(Stored entries)
-*-
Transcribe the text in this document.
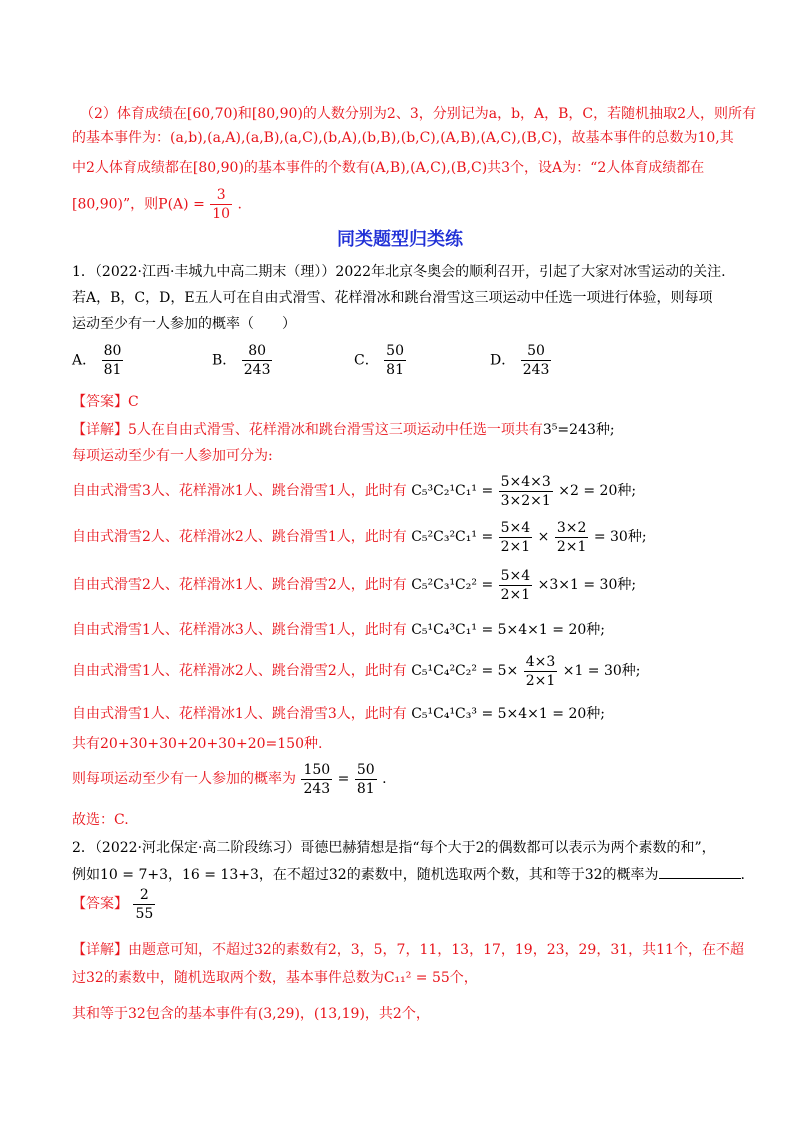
（2）体育成绩在[60,70)和[80,90)的人数分别为2、3，分别记为a，b，A，B，C，若随机抽取2人，则所有
的基本事件为：(a,b),(a,A),(a,B),(a,C),(b,A),(b,B),(b,C),(A,B),(A,C),(B,C)，故基本事件的总数为10,其
中2人体育成绩都在[80,90)的基本事件的个数有(A,B),(A,C),(B,C)共3个，设A为：“2人体育成绩都在
[80,90)”，则$P(A) = \frac{3}{10}$ .
同类题型归类练
1．（2022·江西·丰城九中高二期末（理））2022年北京冬奥会的顺利召开，引起了大家对冰雪运动的关注.
若A，B，C，D，E五人可在自由式滑雪、花样滑冰和跳台滑雪这三项运动中任选一项进行体验，则每项
运动至少有一人参加的概率（　　）
A． $\frac{80}{81}$	B． $\frac{80}{243}$	C． $\frac{50}{81}$	D． $\frac{50}{243}$
【答案】C
【详解】5人在自由式滑雪、花样滑冰和跳台滑雪这三项运动中任选一项共有3⁵=243种;
每项运动至少有一人参加可分为:
自由式滑雪3人、花样滑冰1人、跳台滑雪1人，此时有 $C_5^3C_2^1C_1^1 = \frac{5\times 4\times 3}{3\times 2\times 1} \times 2 = 20$种;
自由式滑雪2人、花样滑冰2人、跳台滑雪1人，此时有 $C_5^2C_3^2C_1^1 = \frac{5\times 4}{2\times 1} \times \frac{3\times 2}{2\times 1} = 30$种;
自由式滑雪2人、花样滑冰1人、跳台滑雪2人，此时有 $C_5^2C_3^1C_2^2 = \frac{5\times 4}{2\times 1} \times 3\times 1 = 30$种;
自由式滑雪1人、花样滑冰3人、跳台滑雪1人，此时有 C₅¹C₄³C₁¹ = 5×4×1 = 20种;
自由式滑雪1人、花样滑冰2人、跳台滑雪2人，此时有 $C_5^1C_4^2C_2^2 = 5\times \frac{4\times 3}{2\times 1} \times 1 = 30$种;
自由式滑雪1人、花样滑冰1人、跳台滑雪3人，此时有 C₅¹C₄¹C₃³ = 5×4×1 = 20种;
共有20+30+30+20+30+20=150种.
则每项运动至少有一人参加的概率为 $\frac{150}{243} = \frac{50}{81}$ .
故选：C.
2．（2022·河北保定·高二阶段练习）哥德巴赫猜想是指“每个大于2的偶数都可以表示为两个素数的和”，
例如10 = 7+3，16 = 13+3，在不超过32的素数中，随机选取两个数，其和等于32的概率为	.
【答案】 $\frac{2}{55}$
【详解】由题意可知，不超过32的素数有2，3，5，7，11，13，17，19，23，29，31，共11个，在不超
过32的素数中，随机选取两个数，基本事件总数为C₁₁² = 55个，
其和等于32包含的基本事件有(3,29)，(13,19)，共2个，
-*-
#### TASK REQUIREMENTS
Show every line from the entries above in which "随机选取两个数" appears.

#### RESPONSE TO THIS EXERCISE
例如10 = 7+3，16 = 13+3，在不超过32的素数中，随机选取两个数，其和等于32的概率为	.
过32的素数中，随机选取两个数，基本事件总数为C₁₁² = 55个，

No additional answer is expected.